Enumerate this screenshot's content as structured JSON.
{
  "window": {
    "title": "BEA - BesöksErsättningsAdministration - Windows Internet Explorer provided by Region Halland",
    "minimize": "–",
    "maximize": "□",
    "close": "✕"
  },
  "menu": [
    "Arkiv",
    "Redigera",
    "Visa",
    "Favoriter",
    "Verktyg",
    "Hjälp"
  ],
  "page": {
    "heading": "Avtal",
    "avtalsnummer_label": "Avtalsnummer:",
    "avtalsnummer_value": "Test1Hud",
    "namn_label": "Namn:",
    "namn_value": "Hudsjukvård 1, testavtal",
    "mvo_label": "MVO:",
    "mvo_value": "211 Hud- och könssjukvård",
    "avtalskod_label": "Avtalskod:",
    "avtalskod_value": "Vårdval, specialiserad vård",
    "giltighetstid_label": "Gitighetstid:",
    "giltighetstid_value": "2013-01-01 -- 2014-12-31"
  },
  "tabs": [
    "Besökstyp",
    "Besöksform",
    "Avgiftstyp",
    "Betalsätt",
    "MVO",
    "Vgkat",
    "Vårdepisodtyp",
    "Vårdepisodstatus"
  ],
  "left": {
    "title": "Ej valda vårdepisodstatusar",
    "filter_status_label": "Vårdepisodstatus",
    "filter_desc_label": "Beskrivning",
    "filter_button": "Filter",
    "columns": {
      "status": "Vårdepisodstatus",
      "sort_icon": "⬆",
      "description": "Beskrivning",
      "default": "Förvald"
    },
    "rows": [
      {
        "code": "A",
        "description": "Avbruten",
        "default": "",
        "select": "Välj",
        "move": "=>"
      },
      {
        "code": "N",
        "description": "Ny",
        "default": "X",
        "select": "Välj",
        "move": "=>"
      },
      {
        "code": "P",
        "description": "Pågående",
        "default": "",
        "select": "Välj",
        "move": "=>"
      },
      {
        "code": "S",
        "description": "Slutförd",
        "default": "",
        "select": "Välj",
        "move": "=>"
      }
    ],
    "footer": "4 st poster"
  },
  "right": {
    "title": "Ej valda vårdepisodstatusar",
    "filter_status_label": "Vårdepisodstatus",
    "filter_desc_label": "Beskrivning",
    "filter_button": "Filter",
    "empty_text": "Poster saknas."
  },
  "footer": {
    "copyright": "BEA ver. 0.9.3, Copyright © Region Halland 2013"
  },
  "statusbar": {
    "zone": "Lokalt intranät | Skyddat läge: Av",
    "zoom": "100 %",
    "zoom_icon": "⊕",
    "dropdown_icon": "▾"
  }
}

Objective:
Repeat the data precisely, reproducing every entry.

Task result:
Enumerate this screenshot's content as structured JSON.
{
  "window": {
    "title": "BEA - BesöksErsättningsAdministration - Windows Internet Explorer provided by Region Halland",
    "minimize": "–",
    "maximize": "□",
    "close": "✕"
  },
  "menu": [
    "Arkiv",
    "Redigera",
    "Visa",
    "Favoriter",
    "Verktyg",
    "Hjälp"
  ],
  "page": {
    "heading": "Avtal",
    "avtalsnummer_label": "Avtalsnummer:",
    "avtalsnummer_value": "Test1Hud",
    "namn_label": "Namn:",
    "namn_value": "Hudsjukvård 1, testavtal",
    "mvo_label": "MVO:",
    "mvo_value": "211 Hud- och könssjukvård",
    "avtalskod_label": "Avtalskod:",
    "avtalskod_value": "Vårdval, specialiserad vård",
    "giltighetstid_label": "Gitighetstid:",
    "giltighetstid_value": "2013-01-01 -- 2014-12-31"
  },
  "tabs": [
    "Besökstyp",
    "Besöksform",
    "Avgiftstyp",
    "Betalsätt",
    "MVO",
    "Vgkat",
    "Vårdepisodtyp",
    "Vårdepisodstatus"
  ],
  "left": {
    "title": "Ej valda vårdepisodstatusar",
    "filter_status_label": "Vårdepisodstatus",
    "filter_desc_label": "Beskrivning",
    "filter_button": "Filter",
    "columns": {
      "status": "Vårdepisodstatus",
      "sort_icon": "⬆",
      "description": "Beskrivning",
      "default": "Förvald"
    },
    "rows": [
      {
        "code": "A",
        "description": "Avbruten",
        "default": "",
        "select": "Välj",
        "move": "=>"
      },
      {
        "code": "N",
        "description": "Ny",
        "default": "X",
        "select": "Välj",
        "move": "=>"
      },
      {
        "code": "P",
        "description": "Pågående",
        "default": "",
        "select": "Välj",
        "move": "=>"
      },
      {
        "code": "S",
        "description": "Slutförd",
        "default": "",
        "select": "Välj",
        "move": "=>"
      }
    ],
    "footer": "4 st poster"
  },
  "right": {
    "title": "Ej valda vårdepisodstatusar",
    "filter_status_label": "Vårdepisodstatus",
    "filter_desc_label": "Beskrivning",
    "filter_button": "Filter",
    "empty_text": "Poster saknas."
  },
  "footer": {
    "copyright": "BEA ver. 0.9.3, Copyright © Region Halland 2013"
  },
  "statusbar": {
    "zone": "Lokalt intranät | Skyddat läge: Av",
    "zoom": "100 %",
    "zoom_icon": "⊕",
    "dropdown_icon": "▾"
  }
}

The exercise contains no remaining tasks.